(Dataset excerpt)

-- start --

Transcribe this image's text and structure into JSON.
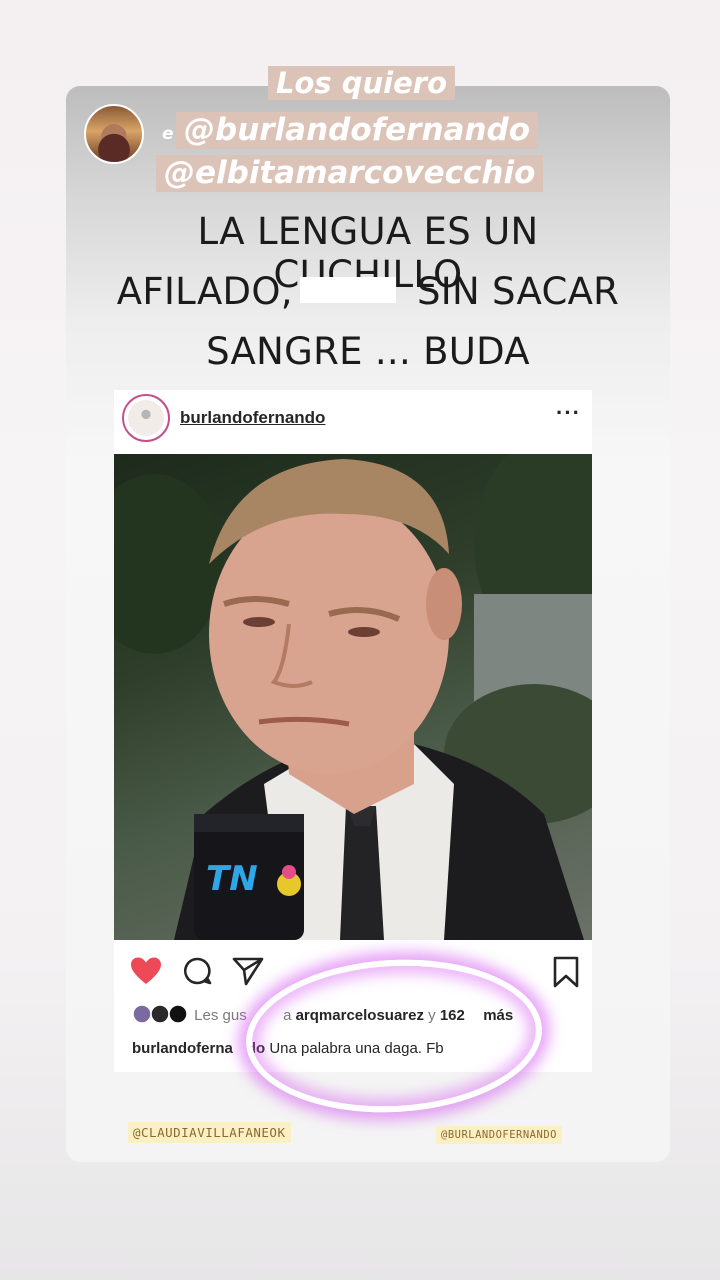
{
  "story": {
    "headline": "Los quiero",
    "prefix": "e",
    "mention_1": "@burlandofernando",
    "mention_2": "@elbitamarcovecchio",
    "quote_line_1": "LA LENGUA ES UN CUCHILLO",
    "quote_line_2a": "AFILADO,",
    "quote_line_2b": "SIN SACAR",
    "quote_line_3": "SANGRE ... BUDA",
    "tag_left": "@CLAUDIAVILLAFANEOK",
    "tag_right": "@BURLANDOFERNANDO"
  },
  "post": {
    "username": "burlandofernando",
    "more": "···",
    "microphone_logo": "TN",
    "likes_prefix": "Les gus",
    "likes_mid": "a",
    "likes_user": "arqmarcelosuarez",
    "likes_and": "y",
    "likes_count": "162",
    "likes_suffix": "más",
    "caption_user": "burlandoferna",
    "caption_user_end": "do",
    "caption_text": "Una palabra una daga. Fb"
  },
  "icons": [
    "heart-icon",
    "comment-icon",
    "share-icon",
    "bookmark-icon",
    "more-icon"
  ],
  "colors": {
    "heart": "#ed4956",
    "highlight_bg": "#dcc3b8",
    "circle_glow": "#d45af0",
    "story_ring": "#c44f8a"
  }
}
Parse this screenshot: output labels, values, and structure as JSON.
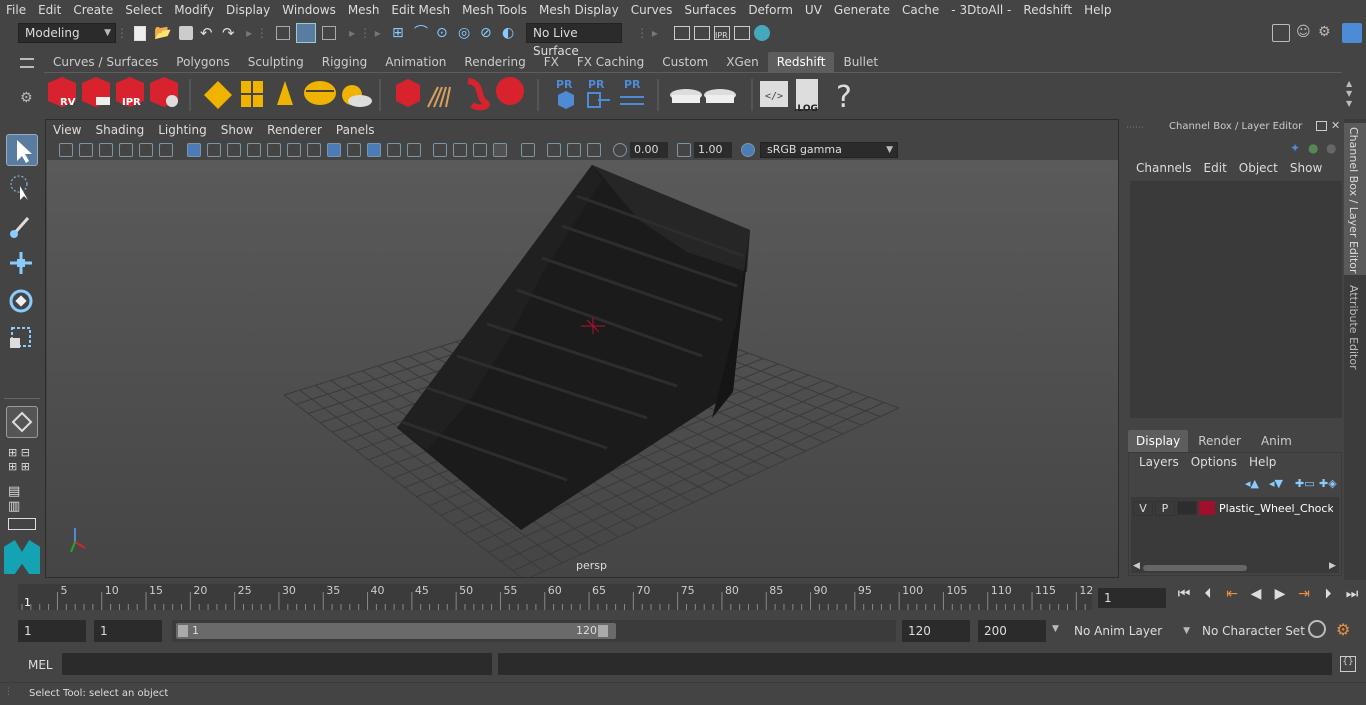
{
  "menubar": {
    "items": [
      "File",
      "Edit",
      "Create",
      "Select",
      "Modify",
      "Display",
      "Windows",
      "Mesh",
      "Edit Mesh",
      "Mesh Tools",
      "Mesh Display",
      "Curves",
      "Surfaces",
      "Deform",
      "UV",
      "Generate",
      "Cache",
      "- 3DtoAll -",
      "Redshift",
      "Help"
    ]
  },
  "statusline": {
    "mode": "Modeling",
    "live_surface": "No Live Surface"
  },
  "shelf": {
    "tabs": [
      "Curves / Surfaces",
      "Polygons",
      "Sculpting",
      "Rigging",
      "Animation",
      "Rendering",
      "FX",
      "FX Caching",
      "Custom",
      "XGen",
      "Redshift",
      "Bullet"
    ],
    "active_tab": "Redshift",
    "icon_labels": {
      "rv": "RV",
      "ipr": "IPR",
      "pr1": "PR",
      "pr2": "PR",
      "pr3": "PR",
      "log": ".LOG",
      "help": "?"
    }
  },
  "viewport": {
    "menu": [
      "View",
      "Shading",
      "Lighting",
      "Show",
      "Renderer",
      "Panels"
    ],
    "exposure": "0.00",
    "gamma": "1.00",
    "color_space": "sRGB gamma",
    "camera_label": "persp"
  },
  "channel_box": {
    "title": "Channel Box / Layer Editor",
    "menu": [
      "Channels",
      "Edit",
      "Object",
      "Show"
    ],
    "layer_tabs": [
      "Display",
      "Render",
      "Anim"
    ],
    "active_layer_tab": "Display",
    "layer_menu": [
      "Layers",
      "Options",
      "Help"
    ],
    "layer": {
      "v": "V",
      "p": "P",
      "name": "Plastic_Wheel_Chock_I",
      "color": "#a0102a"
    }
  },
  "side_tabs": [
    "Channel Box / Layer Editor",
    "Attribute Editor"
  ],
  "timeline": {
    "ticks": [
      "5",
      "10",
      "15",
      "20",
      "25",
      "30",
      "35",
      "40",
      "45",
      "50",
      "55",
      "60",
      "65",
      "70",
      "75",
      "80",
      "85",
      "90",
      "95",
      "100",
      "105",
      "110",
      "115",
      "12"
    ],
    "start_marker": "1",
    "current_frame": "1"
  },
  "range": {
    "start": "1",
    "playback_start": "1",
    "slider_start": "1",
    "slider_end": "120",
    "playback_end": "120",
    "end": "200",
    "anim_layer": "No Anim Layer",
    "character_set": "No Character Set"
  },
  "command": {
    "label": "MEL"
  },
  "help": {
    "text": "Select Tool: select an object"
  },
  "colors": {
    "accent_blue": "#4e8bd6",
    "redshift_red": "#d8232e",
    "gold": "#f0b400"
  }
}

-- end --

Where a line of the material above holds the string "this", copy that line.

Transcribe this image's text and structure into JSON.
Parse this screenshot: output labels, values, and structure as JSON.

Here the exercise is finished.